Short problem
Copy out all the entries word for word.

Exercise data
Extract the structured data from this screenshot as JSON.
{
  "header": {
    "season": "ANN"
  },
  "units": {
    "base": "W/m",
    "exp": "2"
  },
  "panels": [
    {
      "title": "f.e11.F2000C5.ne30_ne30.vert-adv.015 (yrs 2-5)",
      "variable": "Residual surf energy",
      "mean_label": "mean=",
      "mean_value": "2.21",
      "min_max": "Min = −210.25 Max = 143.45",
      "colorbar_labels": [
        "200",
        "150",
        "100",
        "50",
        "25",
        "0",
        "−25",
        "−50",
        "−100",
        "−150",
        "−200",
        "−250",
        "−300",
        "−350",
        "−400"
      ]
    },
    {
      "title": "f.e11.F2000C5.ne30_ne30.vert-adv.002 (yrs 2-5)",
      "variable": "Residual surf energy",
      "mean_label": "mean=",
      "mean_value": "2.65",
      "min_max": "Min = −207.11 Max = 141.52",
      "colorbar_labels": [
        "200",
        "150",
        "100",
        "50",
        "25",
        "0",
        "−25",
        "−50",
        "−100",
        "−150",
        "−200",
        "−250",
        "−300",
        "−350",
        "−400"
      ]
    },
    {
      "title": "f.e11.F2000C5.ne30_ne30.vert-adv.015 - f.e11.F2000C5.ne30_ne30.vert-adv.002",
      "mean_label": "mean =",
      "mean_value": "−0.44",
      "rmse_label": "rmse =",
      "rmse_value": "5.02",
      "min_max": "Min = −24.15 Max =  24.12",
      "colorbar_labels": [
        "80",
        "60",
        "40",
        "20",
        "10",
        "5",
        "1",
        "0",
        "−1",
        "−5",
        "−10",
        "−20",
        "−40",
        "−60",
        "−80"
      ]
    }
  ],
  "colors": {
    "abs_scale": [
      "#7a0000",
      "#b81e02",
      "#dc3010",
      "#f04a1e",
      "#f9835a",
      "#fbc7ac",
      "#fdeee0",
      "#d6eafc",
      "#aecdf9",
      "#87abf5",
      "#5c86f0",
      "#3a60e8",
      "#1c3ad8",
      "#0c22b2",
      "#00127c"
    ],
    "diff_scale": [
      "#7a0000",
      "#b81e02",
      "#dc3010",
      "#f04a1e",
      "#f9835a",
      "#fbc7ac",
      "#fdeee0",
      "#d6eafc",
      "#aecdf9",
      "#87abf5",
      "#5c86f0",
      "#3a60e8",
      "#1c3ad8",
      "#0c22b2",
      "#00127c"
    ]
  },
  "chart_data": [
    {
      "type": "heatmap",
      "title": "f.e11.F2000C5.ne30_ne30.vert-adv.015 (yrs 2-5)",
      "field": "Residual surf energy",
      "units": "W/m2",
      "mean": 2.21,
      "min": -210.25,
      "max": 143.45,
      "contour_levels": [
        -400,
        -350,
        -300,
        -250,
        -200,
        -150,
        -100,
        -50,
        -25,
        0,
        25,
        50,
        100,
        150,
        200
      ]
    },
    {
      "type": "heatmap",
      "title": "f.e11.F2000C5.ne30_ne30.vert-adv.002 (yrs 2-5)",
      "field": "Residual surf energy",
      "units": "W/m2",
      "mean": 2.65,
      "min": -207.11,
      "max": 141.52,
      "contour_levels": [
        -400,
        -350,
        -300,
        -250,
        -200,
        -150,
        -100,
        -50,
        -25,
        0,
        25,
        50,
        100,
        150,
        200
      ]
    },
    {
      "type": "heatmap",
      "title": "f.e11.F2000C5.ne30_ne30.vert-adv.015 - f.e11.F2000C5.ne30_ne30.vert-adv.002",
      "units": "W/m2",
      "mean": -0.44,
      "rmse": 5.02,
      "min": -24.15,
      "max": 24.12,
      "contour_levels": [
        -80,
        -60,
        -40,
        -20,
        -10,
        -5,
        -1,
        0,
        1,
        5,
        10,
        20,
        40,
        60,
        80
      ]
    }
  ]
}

The result
Extract the structured data from this screenshot as JSON.
{
  "header": {
    "season": "ANN"
  },
  "units": {
    "base": "W/m",
    "exp": "2"
  },
  "panels": [
    {
      "title": "f.e11.F2000C5.ne30_ne30.vert-adv.015 (yrs 2-5)",
      "variable": "Residual surf energy",
      "mean_label": "mean=",
      "mean_value": "2.21",
      "min_max": "Min = −210.25 Max = 143.45",
      "colorbar_labels": [
        "200",
        "150",
        "100",
        "50",
        "25",
        "0",
        "−25",
        "−50",
        "−100",
        "−150",
        "−200",
        "−250",
        "−300",
        "−350",
        "−400"
      ]
    },
    {
      "title": "f.e11.F2000C5.ne30_ne30.vert-adv.002 (yrs 2-5)",
      "variable": "Residual surf energy",
      "mean_label": "mean=",
      "mean_value": "2.65",
      "min_max": "Min = −207.11 Max = 141.52",
      "colorbar_labels": [
        "200",
        "150",
        "100",
        "50",
        "25",
        "0",
        "−25",
        "−50",
        "−100",
        "−150",
        "−200",
        "−250",
        "−300",
        "−350",
        "−400"
      ]
    },
    {
      "title": "f.e11.F2000C5.ne30_ne30.vert-adv.015 - f.e11.F2000C5.ne30_ne30.vert-adv.002",
      "mean_label": "mean =",
      "mean_value": "−0.44",
      "rmse_label": "rmse =",
      "rmse_value": "5.02",
      "min_max": "Min = −24.15 Max =  24.12",
      "colorbar_labels": [
        "80",
        "60",
        "40",
        "20",
        "10",
        "5",
        "1",
        "0",
        "−1",
        "−5",
        "−10",
        "−20",
        "−40",
        "−60",
        "−80"
      ]
    }
  ],
  "colors": {
    "abs_scale": [
      "#7a0000",
      "#b81e02",
      "#dc3010",
      "#f04a1e",
      "#f9835a",
      "#fbc7ac",
      "#fdeee0",
      "#d6eafc",
      "#aecdf9",
      "#87abf5",
      "#5c86f0",
      "#3a60e8",
      "#1c3ad8",
      "#0c22b2",
      "#00127c"
    ],
    "diff_scale": [
      "#7a0000",
      "#b81e02",
      "#dc3010",
      "#f04a1e",
      "#f9835a",
      "#fbc7ac",
      "#fdeee0",
      "#d6eafc",
      "#aecdf9",
      "#87abf5",
      "#5c86f0",
      "#3a60e8",
      "#1c3ad8",
      "#0c22b2",
      "#00127c"
    ]
  },
  "chart_data": [
    {
      "type": "heatmap",
      "title": "f.e11.F2000C5.ne30_ne30.vert-adv.015 (yrs 2-5)",
      "field": "Residual surf energy",
      "units": "W/m2",
      "mean": 2.21,
      "min": -210.25,
      "max": 143.45,
      "contour_levels": [
        -400,
        -350,
        -300,
        -250,
        -200,
        -150,
        -100,
        -50,
        -25,
        0,
        25,
        50,
        100,
        150,
        200
      ]
    },
    {
      "type": "heatmap",
      "title": "f.e11.F2000C5.ne30_ne30.vert-adv.002 (yrs 2-5)",
      "field": "Residual surf energy",
      "units": "W/m2",
      "mean": 2.65,
      "min": -207.11,
      "max": 141.52,
      "contour_levels": [
        -400,
        -350,
        -300,
        -250,
        -200,
        -150,
        -100,
        -50,
        -25,
        0,
        25,
        50,
        100,
        150,
        200
      ]
    },
    {
      "type": "heatmap",
      "title": "f.e11.F2000C5.ne30_ne30.vert-adv.015 - f.e11.F2000C5.ne30_ne30.vert-adv.002",
      "units": "W/m2",
      "mean": -0.44,
      "rmse": 5.02,
      "min": -24.15,
      "max": 24.12,
      "contour_levels": [
        -80,
        -60,
        -40,
        -20,
        -10,
        -5,
        -1,
        0,
        1,
        5,
        10,
        20,
        40,
        60,
        80
      ]
    }
  ]
}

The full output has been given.